* START DATA *

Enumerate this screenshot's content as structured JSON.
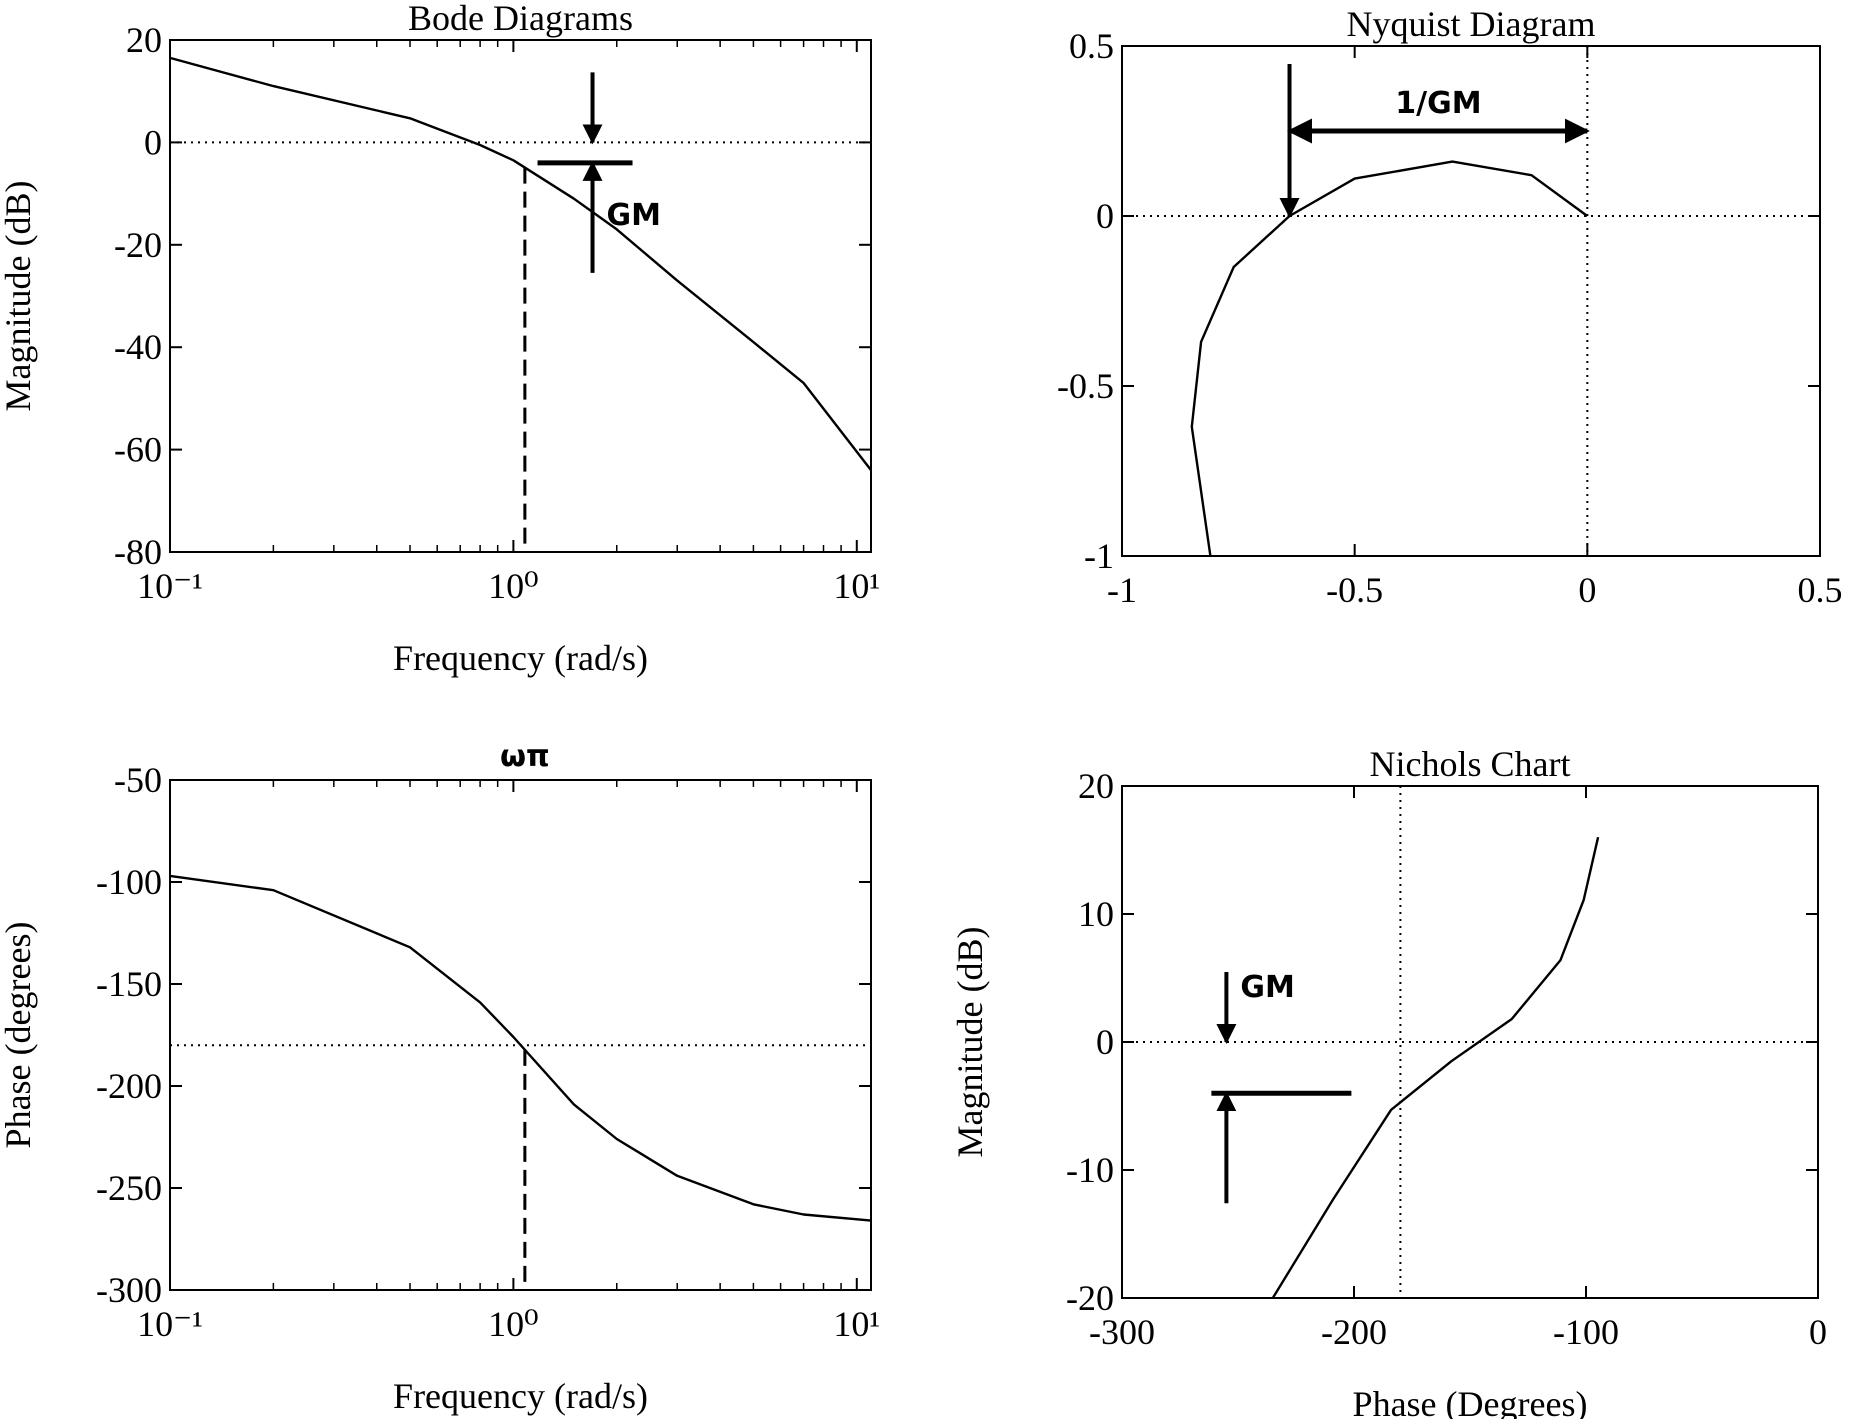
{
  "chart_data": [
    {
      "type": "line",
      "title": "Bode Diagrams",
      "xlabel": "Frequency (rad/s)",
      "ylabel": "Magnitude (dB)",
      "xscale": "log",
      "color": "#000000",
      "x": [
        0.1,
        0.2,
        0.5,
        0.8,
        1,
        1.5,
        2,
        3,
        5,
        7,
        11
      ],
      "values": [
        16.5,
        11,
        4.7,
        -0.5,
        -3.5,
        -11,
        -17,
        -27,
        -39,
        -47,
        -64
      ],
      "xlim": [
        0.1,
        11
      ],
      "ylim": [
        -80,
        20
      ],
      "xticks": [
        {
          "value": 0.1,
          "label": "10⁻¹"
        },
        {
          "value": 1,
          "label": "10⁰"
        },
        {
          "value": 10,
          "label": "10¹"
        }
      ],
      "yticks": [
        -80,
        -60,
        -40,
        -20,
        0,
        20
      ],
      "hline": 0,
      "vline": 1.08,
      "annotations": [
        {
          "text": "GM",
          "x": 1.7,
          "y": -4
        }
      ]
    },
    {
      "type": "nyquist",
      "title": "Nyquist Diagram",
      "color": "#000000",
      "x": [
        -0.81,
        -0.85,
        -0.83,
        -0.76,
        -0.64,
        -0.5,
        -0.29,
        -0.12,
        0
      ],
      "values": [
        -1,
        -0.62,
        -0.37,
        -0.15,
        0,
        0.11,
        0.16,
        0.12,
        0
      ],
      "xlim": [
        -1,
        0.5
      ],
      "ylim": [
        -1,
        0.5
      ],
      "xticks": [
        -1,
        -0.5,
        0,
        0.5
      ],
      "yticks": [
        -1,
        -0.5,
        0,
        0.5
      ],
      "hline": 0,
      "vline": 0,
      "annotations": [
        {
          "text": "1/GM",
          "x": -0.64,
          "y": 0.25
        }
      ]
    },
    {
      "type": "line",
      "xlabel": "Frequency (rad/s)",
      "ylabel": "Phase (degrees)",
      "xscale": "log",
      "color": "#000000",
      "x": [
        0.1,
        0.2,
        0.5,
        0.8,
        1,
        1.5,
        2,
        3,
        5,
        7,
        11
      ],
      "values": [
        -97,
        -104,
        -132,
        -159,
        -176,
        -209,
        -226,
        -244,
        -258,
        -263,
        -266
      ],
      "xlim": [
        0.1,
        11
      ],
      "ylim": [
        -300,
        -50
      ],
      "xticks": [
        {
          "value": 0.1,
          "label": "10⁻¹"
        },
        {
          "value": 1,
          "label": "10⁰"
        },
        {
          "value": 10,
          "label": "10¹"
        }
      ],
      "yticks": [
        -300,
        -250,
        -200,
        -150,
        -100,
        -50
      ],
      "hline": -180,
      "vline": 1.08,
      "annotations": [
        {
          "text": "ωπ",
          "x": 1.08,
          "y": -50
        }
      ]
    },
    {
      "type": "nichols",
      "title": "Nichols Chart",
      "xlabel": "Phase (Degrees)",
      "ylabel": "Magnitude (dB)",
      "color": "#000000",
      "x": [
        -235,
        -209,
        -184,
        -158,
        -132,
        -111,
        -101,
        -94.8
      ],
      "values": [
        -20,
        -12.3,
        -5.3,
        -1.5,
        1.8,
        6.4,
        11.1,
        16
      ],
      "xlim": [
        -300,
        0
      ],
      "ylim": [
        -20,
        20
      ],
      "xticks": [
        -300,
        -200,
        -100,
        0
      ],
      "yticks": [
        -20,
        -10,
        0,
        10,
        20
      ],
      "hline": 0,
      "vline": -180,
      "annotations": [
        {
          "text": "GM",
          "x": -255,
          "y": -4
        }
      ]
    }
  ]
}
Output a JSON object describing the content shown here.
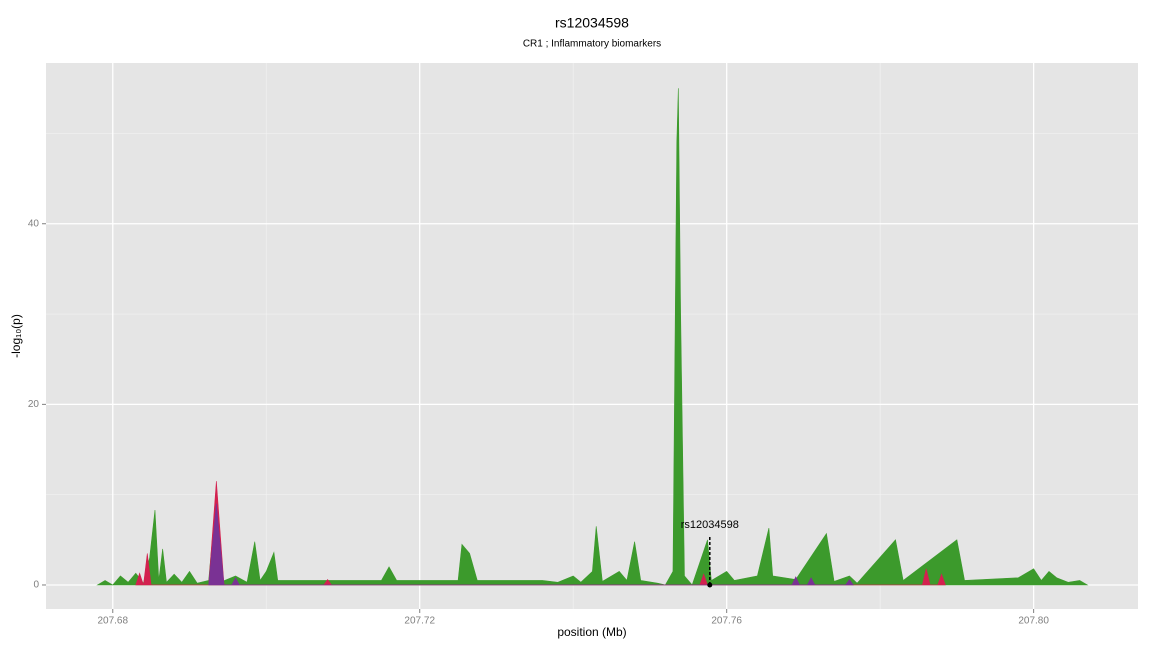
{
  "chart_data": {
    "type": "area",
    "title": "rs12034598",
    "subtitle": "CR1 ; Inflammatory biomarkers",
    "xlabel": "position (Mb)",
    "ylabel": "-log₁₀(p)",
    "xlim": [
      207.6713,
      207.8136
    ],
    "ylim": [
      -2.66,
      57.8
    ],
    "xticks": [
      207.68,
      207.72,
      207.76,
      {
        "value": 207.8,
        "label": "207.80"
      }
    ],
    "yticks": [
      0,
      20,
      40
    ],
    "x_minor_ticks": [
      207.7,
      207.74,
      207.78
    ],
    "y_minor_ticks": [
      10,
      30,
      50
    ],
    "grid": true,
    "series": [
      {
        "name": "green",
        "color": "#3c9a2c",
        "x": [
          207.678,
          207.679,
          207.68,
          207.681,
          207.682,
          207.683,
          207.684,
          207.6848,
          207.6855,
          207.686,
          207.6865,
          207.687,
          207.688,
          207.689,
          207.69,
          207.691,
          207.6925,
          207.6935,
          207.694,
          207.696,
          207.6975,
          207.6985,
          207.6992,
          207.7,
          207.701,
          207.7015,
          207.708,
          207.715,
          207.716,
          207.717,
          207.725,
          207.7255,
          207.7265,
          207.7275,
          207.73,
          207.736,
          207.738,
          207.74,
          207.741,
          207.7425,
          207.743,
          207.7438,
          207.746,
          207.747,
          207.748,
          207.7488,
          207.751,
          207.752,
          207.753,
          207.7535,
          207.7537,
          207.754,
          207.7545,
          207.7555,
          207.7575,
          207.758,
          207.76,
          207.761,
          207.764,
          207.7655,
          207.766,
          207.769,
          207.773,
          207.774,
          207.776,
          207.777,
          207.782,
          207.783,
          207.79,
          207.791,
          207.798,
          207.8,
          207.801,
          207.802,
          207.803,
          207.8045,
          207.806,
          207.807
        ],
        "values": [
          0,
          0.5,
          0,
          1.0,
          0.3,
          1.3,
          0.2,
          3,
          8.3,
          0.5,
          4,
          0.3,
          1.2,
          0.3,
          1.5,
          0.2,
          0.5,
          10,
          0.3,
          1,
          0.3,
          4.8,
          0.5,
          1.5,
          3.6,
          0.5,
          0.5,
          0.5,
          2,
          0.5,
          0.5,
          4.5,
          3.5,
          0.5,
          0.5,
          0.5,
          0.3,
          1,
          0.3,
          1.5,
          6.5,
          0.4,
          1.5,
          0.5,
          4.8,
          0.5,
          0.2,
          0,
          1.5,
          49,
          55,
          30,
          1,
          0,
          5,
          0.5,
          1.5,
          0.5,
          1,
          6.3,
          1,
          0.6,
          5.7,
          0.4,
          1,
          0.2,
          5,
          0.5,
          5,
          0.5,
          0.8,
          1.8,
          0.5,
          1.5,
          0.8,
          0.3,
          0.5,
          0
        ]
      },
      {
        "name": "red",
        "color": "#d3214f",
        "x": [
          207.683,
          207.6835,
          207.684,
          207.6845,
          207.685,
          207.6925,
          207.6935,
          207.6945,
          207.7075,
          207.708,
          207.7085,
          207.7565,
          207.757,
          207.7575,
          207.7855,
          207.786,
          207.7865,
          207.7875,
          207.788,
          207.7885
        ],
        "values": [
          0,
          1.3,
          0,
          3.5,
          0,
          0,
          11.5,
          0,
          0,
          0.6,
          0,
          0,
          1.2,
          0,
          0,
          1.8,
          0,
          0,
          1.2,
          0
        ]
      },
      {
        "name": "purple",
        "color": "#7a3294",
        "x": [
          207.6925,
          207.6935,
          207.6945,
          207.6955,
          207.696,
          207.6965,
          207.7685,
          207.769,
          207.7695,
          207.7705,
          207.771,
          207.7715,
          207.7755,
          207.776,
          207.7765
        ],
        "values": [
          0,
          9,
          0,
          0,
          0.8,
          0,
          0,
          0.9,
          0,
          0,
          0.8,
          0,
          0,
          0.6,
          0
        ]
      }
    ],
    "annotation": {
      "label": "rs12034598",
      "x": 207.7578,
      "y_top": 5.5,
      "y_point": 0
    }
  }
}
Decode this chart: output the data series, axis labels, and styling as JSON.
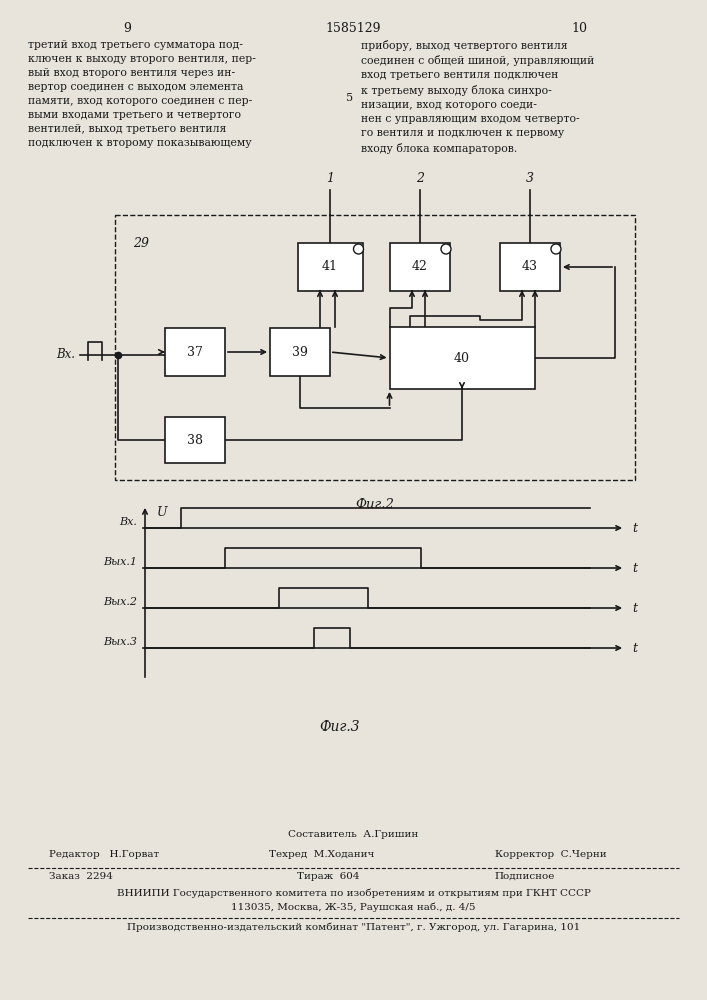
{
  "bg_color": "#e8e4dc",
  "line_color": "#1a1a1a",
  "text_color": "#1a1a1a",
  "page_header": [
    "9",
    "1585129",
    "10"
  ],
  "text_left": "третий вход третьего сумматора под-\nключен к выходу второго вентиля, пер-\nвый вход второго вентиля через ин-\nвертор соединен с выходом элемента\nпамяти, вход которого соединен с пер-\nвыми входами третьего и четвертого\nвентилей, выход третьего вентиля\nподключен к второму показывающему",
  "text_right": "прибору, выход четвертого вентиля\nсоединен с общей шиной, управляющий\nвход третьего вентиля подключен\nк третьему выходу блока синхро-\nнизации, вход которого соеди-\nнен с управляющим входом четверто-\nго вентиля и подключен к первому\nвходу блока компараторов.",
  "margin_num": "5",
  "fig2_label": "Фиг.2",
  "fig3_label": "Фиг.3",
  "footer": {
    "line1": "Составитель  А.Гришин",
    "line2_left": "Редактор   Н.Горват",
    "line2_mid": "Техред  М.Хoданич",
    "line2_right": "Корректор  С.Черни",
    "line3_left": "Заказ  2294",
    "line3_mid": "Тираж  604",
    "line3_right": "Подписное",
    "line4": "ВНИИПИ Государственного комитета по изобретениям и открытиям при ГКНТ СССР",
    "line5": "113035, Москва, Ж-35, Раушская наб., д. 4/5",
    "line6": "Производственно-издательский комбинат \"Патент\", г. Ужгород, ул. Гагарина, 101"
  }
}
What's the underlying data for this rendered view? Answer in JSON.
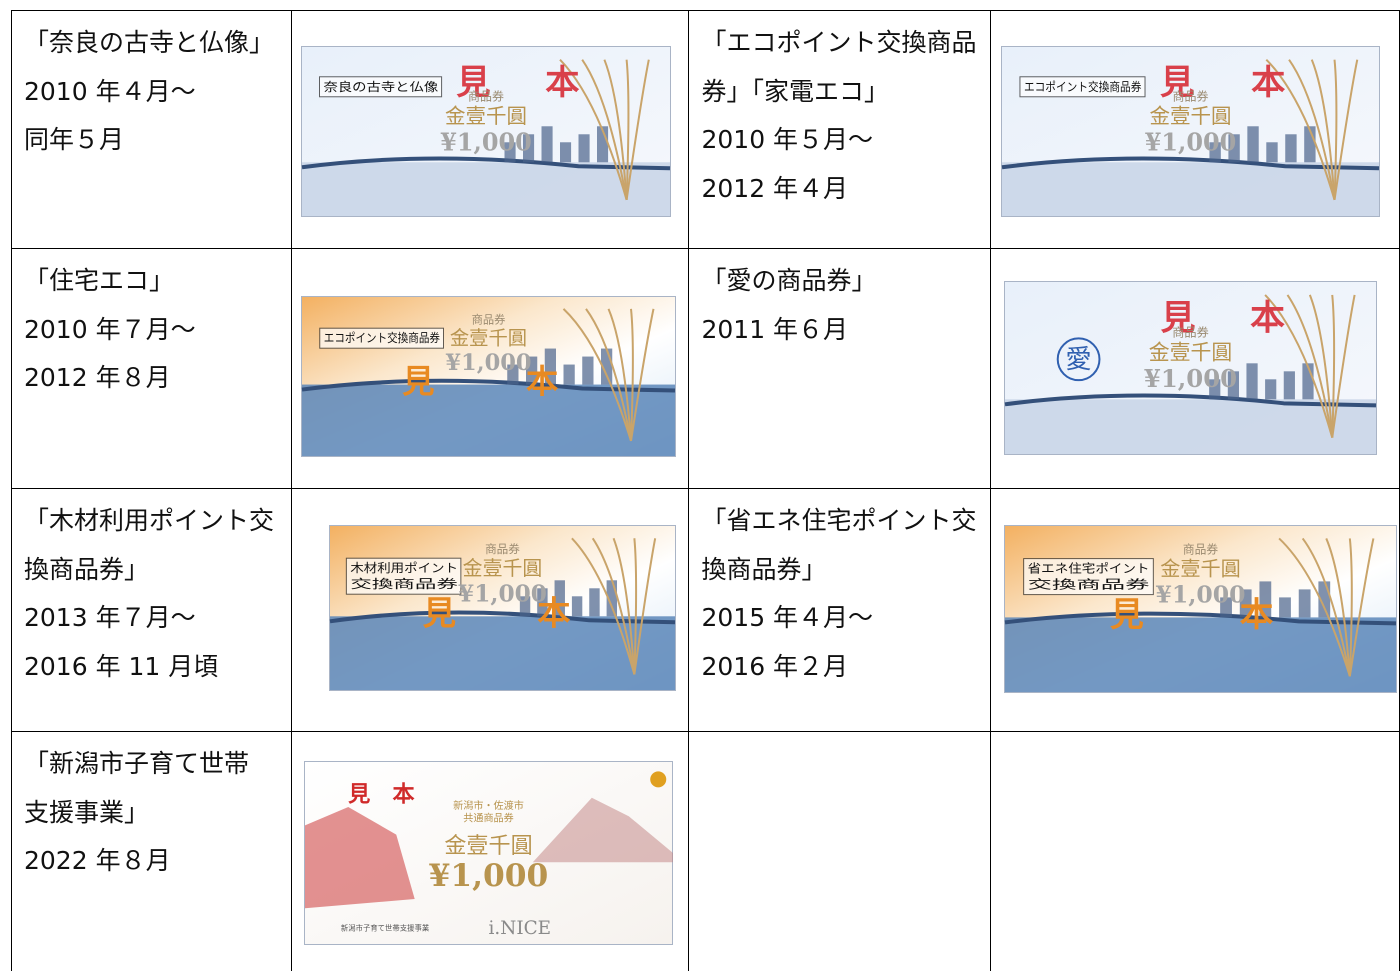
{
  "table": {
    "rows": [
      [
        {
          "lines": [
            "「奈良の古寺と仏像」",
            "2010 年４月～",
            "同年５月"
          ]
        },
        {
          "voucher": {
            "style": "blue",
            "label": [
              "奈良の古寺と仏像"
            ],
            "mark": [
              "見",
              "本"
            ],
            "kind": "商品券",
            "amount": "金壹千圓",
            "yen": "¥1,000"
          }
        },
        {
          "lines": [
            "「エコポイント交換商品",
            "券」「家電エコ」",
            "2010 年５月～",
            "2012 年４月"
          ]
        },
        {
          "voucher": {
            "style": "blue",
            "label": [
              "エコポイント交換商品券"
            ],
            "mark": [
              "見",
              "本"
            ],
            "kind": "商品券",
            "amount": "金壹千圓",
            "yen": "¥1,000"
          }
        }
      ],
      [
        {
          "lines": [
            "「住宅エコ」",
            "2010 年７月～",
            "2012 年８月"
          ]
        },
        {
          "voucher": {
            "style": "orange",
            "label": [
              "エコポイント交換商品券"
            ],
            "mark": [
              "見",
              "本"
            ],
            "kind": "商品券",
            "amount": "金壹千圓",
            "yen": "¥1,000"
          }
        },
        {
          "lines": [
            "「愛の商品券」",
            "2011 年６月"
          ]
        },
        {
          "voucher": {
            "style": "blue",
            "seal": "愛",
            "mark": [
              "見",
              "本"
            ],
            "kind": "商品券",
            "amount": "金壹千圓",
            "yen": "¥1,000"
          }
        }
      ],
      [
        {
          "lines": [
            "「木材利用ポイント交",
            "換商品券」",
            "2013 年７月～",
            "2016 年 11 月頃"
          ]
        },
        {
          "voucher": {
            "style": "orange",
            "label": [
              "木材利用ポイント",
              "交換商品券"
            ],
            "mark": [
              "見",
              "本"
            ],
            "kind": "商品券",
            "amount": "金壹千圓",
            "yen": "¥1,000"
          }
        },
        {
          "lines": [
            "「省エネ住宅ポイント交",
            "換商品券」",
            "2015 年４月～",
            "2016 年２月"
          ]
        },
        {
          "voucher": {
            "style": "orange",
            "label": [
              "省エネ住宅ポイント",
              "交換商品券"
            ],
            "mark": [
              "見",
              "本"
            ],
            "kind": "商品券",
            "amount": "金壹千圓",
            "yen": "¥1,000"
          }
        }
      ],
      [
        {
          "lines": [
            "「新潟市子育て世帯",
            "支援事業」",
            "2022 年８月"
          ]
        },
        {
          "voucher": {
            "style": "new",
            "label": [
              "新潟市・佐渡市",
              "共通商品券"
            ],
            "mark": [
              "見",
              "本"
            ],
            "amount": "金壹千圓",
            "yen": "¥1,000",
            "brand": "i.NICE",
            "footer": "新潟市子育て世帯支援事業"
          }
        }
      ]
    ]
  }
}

* END DATA *

From the data above, gather every line that includes the word "третьего".

* _OUTPUT_
  "text_left": "третий вход третьего сумматора под-\nключен к выходу второго вентиля, пер-\nвый вход второго вентиля через ин-\nвертор соединен с выходом элемента\nпамяти, вход которого соединен с пер-\nвыми входами третьего и четвертого\nвентилей, выход третьего вентиля\nподключен к второму показывающему",
  "text_right": "прибору, выход четвертого вентиля\nсоединен с общей шиной, управляющий\nвход третьего вентиля подключен\nк третьему выходу блока синхро-\nнизации, вход которого соеди-\nнен с управляющим входом четверто-\nго вентиля и подключен к первому\nвходу блока компараторов.",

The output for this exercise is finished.